• [The problem]:
Note each line that includes the word "Customer". Copy those lines.
%%
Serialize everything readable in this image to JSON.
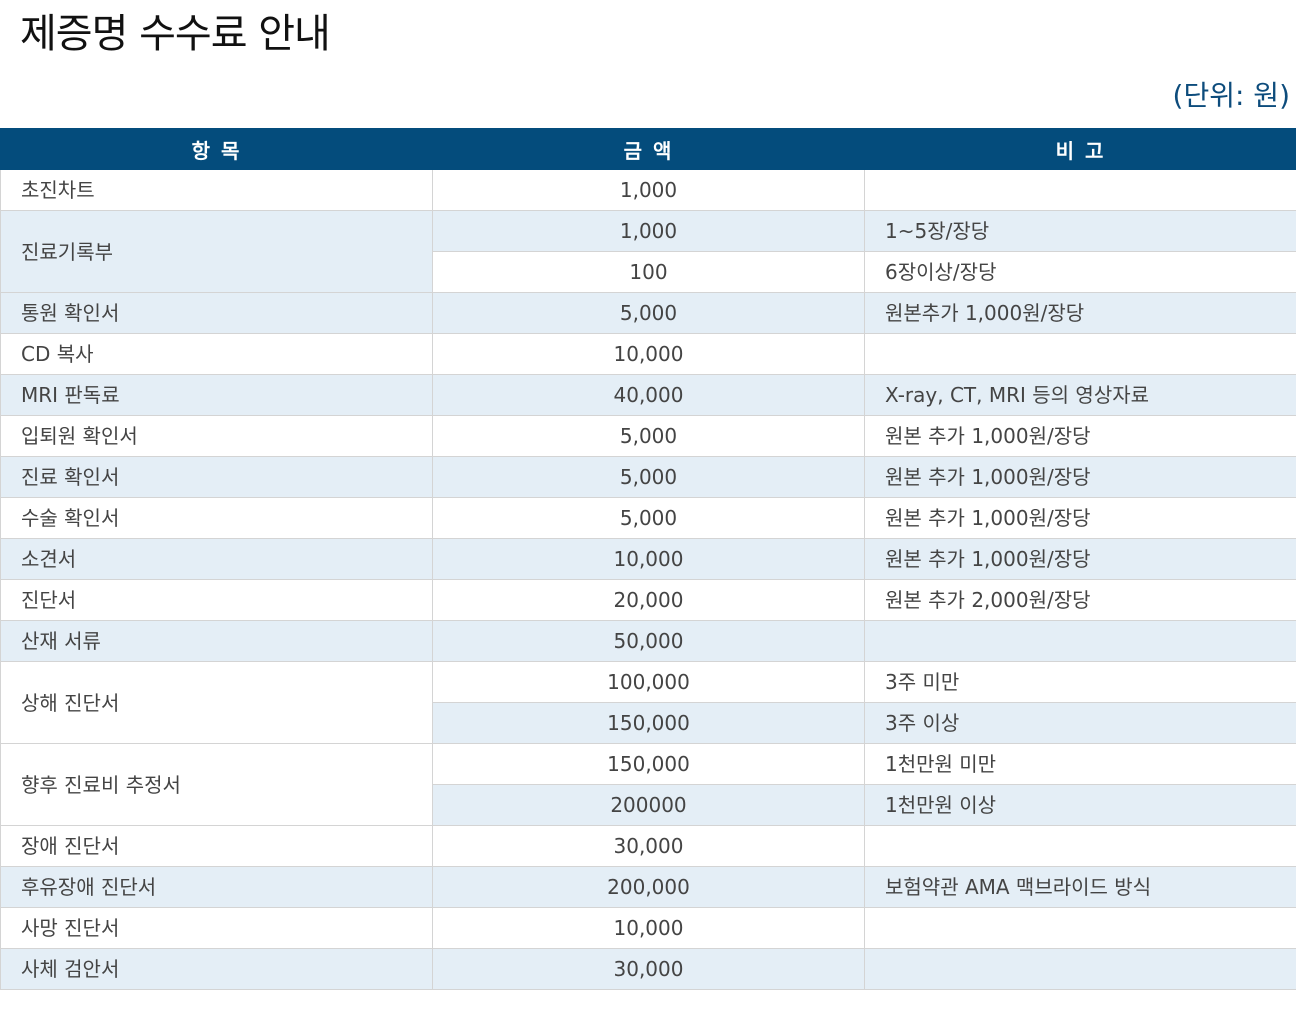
{
  "title": "제증명 수수료 안내",
  "unit": "(단위: 원)",
  "colors": {
    "header_bg": "#044c7c",
    "shade_row": "#e4eef6",
    "unit_text": "#0d4c7c"
  },
  "table": {
    "headers": [
      "항 목",
      "금 액",
      "비 고"
    ],
    "groups": [
      {
        "item": "초진차트",
        "rows": [
          {
            "amount": "1,000",
            "note": ""
          }
        ]
      },
      {
        "item": "진료기록부",
        "rows": [
          {
            "amount": "1,000",
            "note": "1~5장/장당"
          },
          {
            "amount": "100",
            "note": "6장이상/장당"
          }
        ]
      },
      {
        "item": "통원 확인서",
        "rows": [
          {
            "amount": "5,000",
            "note": "원본추가 1,000원/장당"
          }
        ]
      },
      {
        "item": "CD 복사",
        "rows": [
          {
            "amount": "10,000",
            "note": ""
          }
        ]
      },
      {
        "item": "MRI 판독료",
        "rows": [
          {
            "amount": "40,000",
            "note": "X-ray, CT, MRI 등의 영상자료"
          }
        ]
      },
      {
        "item": "입퇴원 확인서",
        "rows": [
          {
            "amount": "5,000",
            "note": "원본 추가 1,000원/장당"
          }
        ]
      },
      {
        "item": "진료 확인서",
        "rows": [
          {
            "amount": "5,000",
            "note": "원본 추가 1,000원/장당"
          }
        ]
      },
      {
        "item": "수술 확인서",
        "rows": [
          {
            "amount": "5,000",
            "note": "원본 추가 1,000원/장당"
          }
        ]
      },
      {
        "item": "소견서",
        "rows": [
          {
            "amount": "10,000",
            "note": "원본 추가 1,000원/장당"
          }
        ]
      },
      {
        "item": "진단서",
        "rows": [
          {
            "amount": "20,000",
            "note": "원본 추가 2,000원/장당"
          }
        ]
      },
      {
        "item": "산재 서류",
        "rows": [
          {
            "amount": "50,000",
            "note": ""
          }
        ]
      },
      {
        "item": "상해 진단서",
        "rows": [
          {
            "amount": "100,000",
            "note": "3주 미만"
          },
          {
            "amount": "150,000",
            "note": "3주 이상"
          }
        ]
      },
      {
        "item": "향후 진료비 추정서",
        "rows": [
          {
            "amount": "150,000",
            "note": "1천만원 미만"
          },
          {
            "amount": "200000",
            "note": "1천만원 이상"
          }
        ]
      },
      {
        "item": "장애 진단서",
        "rows": [
          {
            "amount": "30,000",
            "note": ""
          }
        ]
      },
      {
        "item": "후유장애 진단서",
        "rows": [
          {
            "amount": "200,000",
            "note": "보험약관 AMA 맥브라이드 방식"
          }
        ]
      },
      {
        "item": "사망 진단서",
        "rows": [
          {
            "amount": "10,000",
            "note": ""
          }
        ]
      },
      {
        "item": "사체 검안서",
        "rows": [
          {
            "amount": "30,000",
            "note": ""
          }
        ]
      }
    ]
  }
}
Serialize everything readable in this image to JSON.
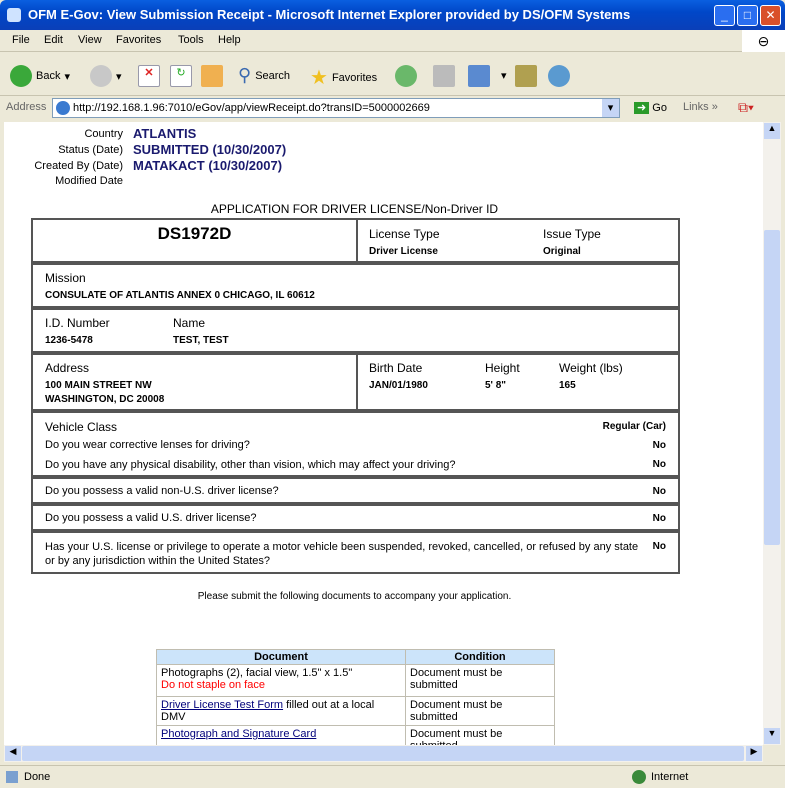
{
  "window": {
    "title": "OFM E-Gov: View Submission Receipt - Microsoft Internet Explorer provided by DS/OFM Systems"
  },
  "menu": [
    "File",
    "Edit",
    "View",
    "Favorites",
    "Tools",
    "Help"
  ],
  "toolbar": {
    "back": "Back",
    "search": "Search",
    "favorites": "Favorites"
  },
  "address": {
    "label": "Address",
    "url": "http://192.168.1.96:7010/eGov/app/viewReceipt.do?transID=5000002669",
    "go": "Go",
    "links": "Links"
  },
  "meta": [
    {
      "label": "Country",
      "value": "ATLANTIS"
    },
    {
      "label": "Status (Date)",
      "value": "SUBMITTED (10/30/2007)"
    },
    {
      "label": "Created By (Date)",
      "value": "MATAKACT (10/30/2007)"
    },
    {
      "label": "Modified Date",
      "value": ""
    }
  ],
  "form": {
    "title": "APPLICATION FOR DRIVER LICENSE/Non-Driver ID",
    "form_id": "DS1972D",
    "license_type_label": "License Type",
    "license_type": "Driver License",
    "issue_type_label": "Issue Type",
    "issue_type": "Original",
    "mission_label": "Mission",
    "mission": "CONSULATE OF ATLANTIS ANNEX 0 CHICAGO, IL 60612",
    "id_label": "I.D. Number",
    "id": "1236-5478",
    "name_label": "Name",
    "name": "TEST, TEST",
    "address_label": "Address",
    "address1": "100 MAIN STREET NW",
    "address2": "WASHINGTON, DC 20008",
    "birth_label": "Birth Date",
    "birth": "JAN/01/1980",
    "height_label": "Height",
    "height": "5' 8\"",
    "weight_label": "Weight (lbs)",
    "weight": "165",
    "vehicle_label": "Vehicle Class",
    "vehicle": "Regular (Car)",
    "questions": [
      {
        "q": "Do you wear corrective lenses for driving?",
        "a": "No"
      },
      {
        "q": "Do you have any physical disability, other than vision, which may affect your driving?",
        "a": "No"
      },
      {
        "q": "Do you possess a valid non-U.S. driver license?",
        "a": "No"
      },
      {
        "q": "Do you possess a valid U.S. driver license?",
        "a": "No"
      },
      {
        "q": "Has your U.S. license or privilege to operate a motor vehicle been suspended, revoked, cancelled, or refused by any state or by any jurisdiction within the United States?",
        "a": "No"
      }
    ]
  },
  "docs": {
    "intro": "Please submit the following documents to accompany your application.",
    "headers": [
      "Document",
      "Condition"
    ],
    "rows": [
      {
        "doc": "Photographs (2), facial view, 1.5\" x 1.5\"",
        "note": "Do not staple on face",
        "cond": "Document must be submitted"
      },
      {
        "link": "Driver License Test Form",
        "doc": " filled out at a local DMV",
        "cond": "Document must be submitted"
      },
      {
        "link": "Photograph and Signature Card",
        "cond": "Document must be submitted"
      }
    ]
  },
  "status": {
    "text": "Done",
    "zone": "Internet"
  }
}
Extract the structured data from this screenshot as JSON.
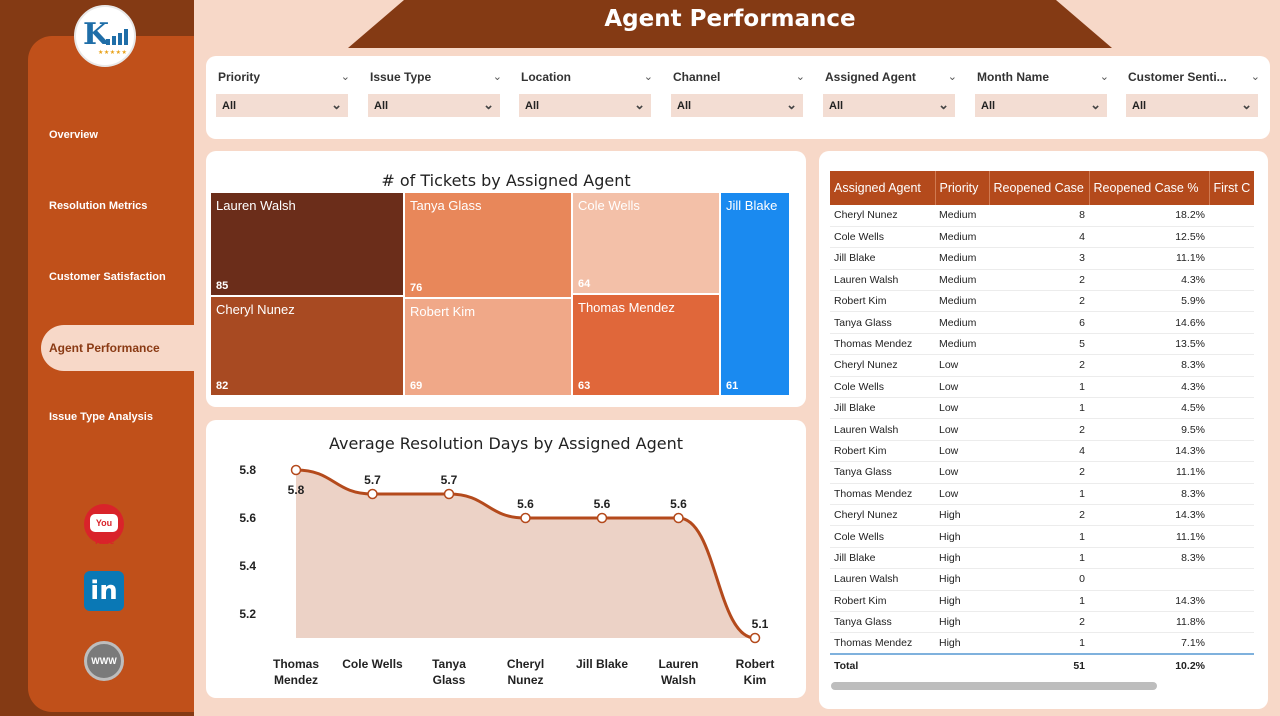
{
  "header": {
    "title": "Agent Performance"
  },
  "sidebar": {
    "items": [
      {
        "label": "Overview"
      },
      {
        "label": "Resolution Metrics"
      },
      {
        "label": "Customer Satisfaction"
      },
      {
        "label": "Agent Performance",
        "active": true
      },
      {
        "label": "Issue Type Analysis"
      }
    ],
    "social": {
      "youtube_label": "You Tube",
      "www_label": "WWW"
    }
  },
  "filters": [
    {
      "label": "Priority",
      "value": "All"
    },
    {
      "label": "Issue Type",
      "value": "All"
    },
    {
      "label": "Location",
      "value": "All"
    },
    {
      "label": "Channel",
      "value": "All"
    },
    {
      "label": "Assigned Agent",
      "value": "All"
    },
    {
      "label": "Month Name",
      "value": "All"
    },
    {
      "label": "Customer Senti...",
      "value": "All"
    }
  ],
  "chart_data": [
    {
      "type": "treemap",
      "title": "# of Tickets by Assigned Agent",
      "items": [
        {
          "name": "Lauren Walsh",
          "value": 85,
          "color": "#6b2d1a"
        },
        {
          "name": "Cheryl Nunez",
          "value": 82,
          "color": "#a84a22"
        },
        {
          "name": "Tanya Glass",
          "value": 76,
          "color": "#e8875a"
        },
        {
          "name": "Robert Kim",
          "value": 69,
          "color": "#f0a888"
        },
        {
          "name": "Cole Wells",
          "value": 64,
          "color": "#f3c0a8"
        },
        {
          "name": "Thomas Mendez",
          "value": 63,
          "color": "#e0673a"
        },
        {
          "name": "Jill Blake",
          "value": 61,
          "color": "#1a8af0"
        }
      ]
    },
    {
      "type": "area",
      "title": "Average Resolution Days by Assigned Agent",
      "categories": [
        "Thomas\nMendez",
        "Cole Wells",
        "Tanya\nGlass",
        "Cheryl\nNunez",
        "Jill Blake",
        "Lauren\nWalsh",
        "Robert\nKim"
      ],
      "values": [
        5.8,
        5.7,
        5.7,
        5.6,
        5.6,
        5.6,
        5.1
      ],
      "data_labels": [
        "5.8",
        "5.7",
        "5.7",
        "5.6",
        "5.6",
        "5.6",
        "5.1"
      ],
      "y_ticks": [
        "5.8",
        "5.6",
        "5.4",
        "5.2"
      ],
      "ylim": [
        5.1,
        5.8
      ],
      "line_color": "#b44a1c",
      "fill_color": "#ecd2c6"
    },
    {
      "type": "table",
      "columns": [
        "Assigned Agent",
        "Priority",
        "Reopened Case",
        "Reopened Case %",
        "First C"
      ],
      "rows": [
        [
          "Cheryl Nunez",
          "Medium",
          "8",
          "18.2%"
        ],
        [
          "Cole Wells",
          "Medium",
          "4",
          "12.5%"
        ],
        [
          "Jill Blake",
          "Medium",
          "3",
          "11.1%"
        ],
        [
          "Lauren Walsh",
          "Medium",
          "2",
          "4.3%"
        ],
        [
          "Robert Kim",
          "Medium",
          "2",
          "5.9%"
        ],
        [
          "Tanya Glass",
          "Medium",
          "6",
          "14.6%"
        ],
        [
          "Thomas Mendez",
          "Medium",
          "5",
          "13.5%"
        ],
        [
          "Cheryl Nunez",
          "Low",
          "2",
          "8.3%"
        ],
        [
          "Cole Wells",
          "Low",
          "1",
          "4.3%"
        ],
        [
          "Jill Blake",
          "Low",
          "1",
          "4.5%"
        ],
        [
          "Lauren Walsh",
          "Low",
          "2",
          "9.5%"
        ],
        [
          "Robert Kim",
          "Low",
          "4",
          "14.3%"
        ],
        [
          "Tanya Glass",
          "Low",
          "2",
          "11.1%"
        ],
        [
          "Thomas Mendez",
          "Low",
          "1",
          "8.3%"
        ],
        [
          "Cheryl Nunez",
          "High",
          "2",
          "14.3%"
        ],
        [
          "Cole Wells",
          "High",
          "1",
          "11.1%"
        ],
        [
          "Jill Blake",
          "High",
          "1",
          "8.3%"
        ],
        [
          "Lauren Walsh",
          "High",
          "0",
          ""
        ],
        [
          "Robert Kim",
          "High",
          "1",
          "14.3%"
        ],
        [
          "Tanya Glass",
          "High",
          "2",
          "11.8%"
        ],
        [
          "Thomas Mendez",
          "High",
          "1",
          "7.1%"
        ]
      ],
      "total": [
        "Total",
        "",
        "51",
        "10.2%"
      ]
    }
  ]
}
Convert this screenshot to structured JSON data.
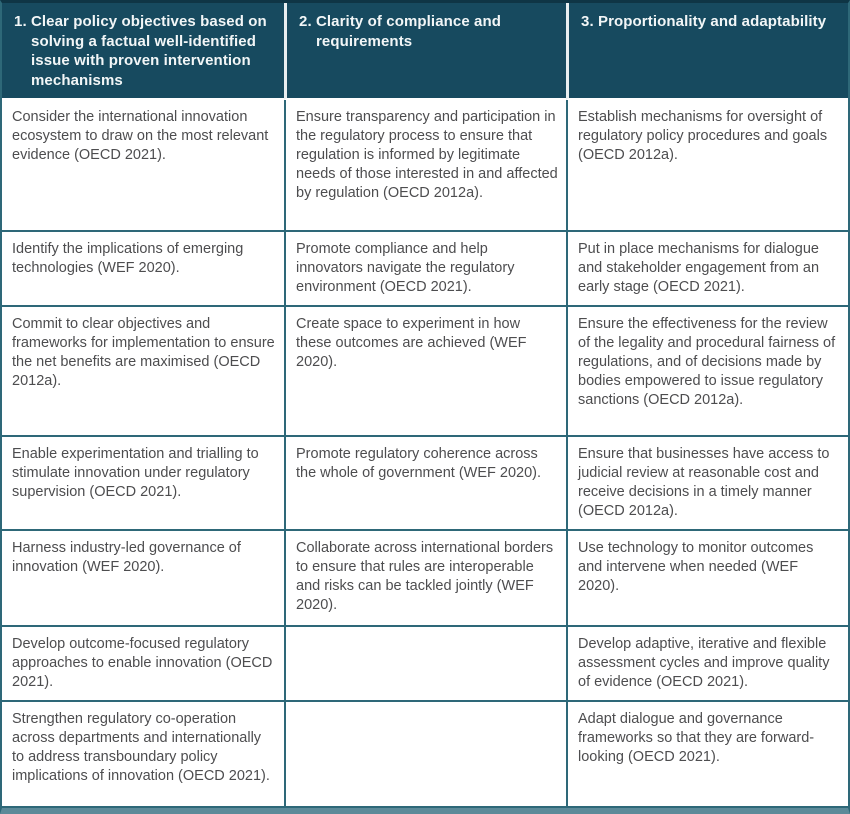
%%
• [Response to this task]:
        "label": "Customer Satisfaction"
      "label": "Customer Senti...",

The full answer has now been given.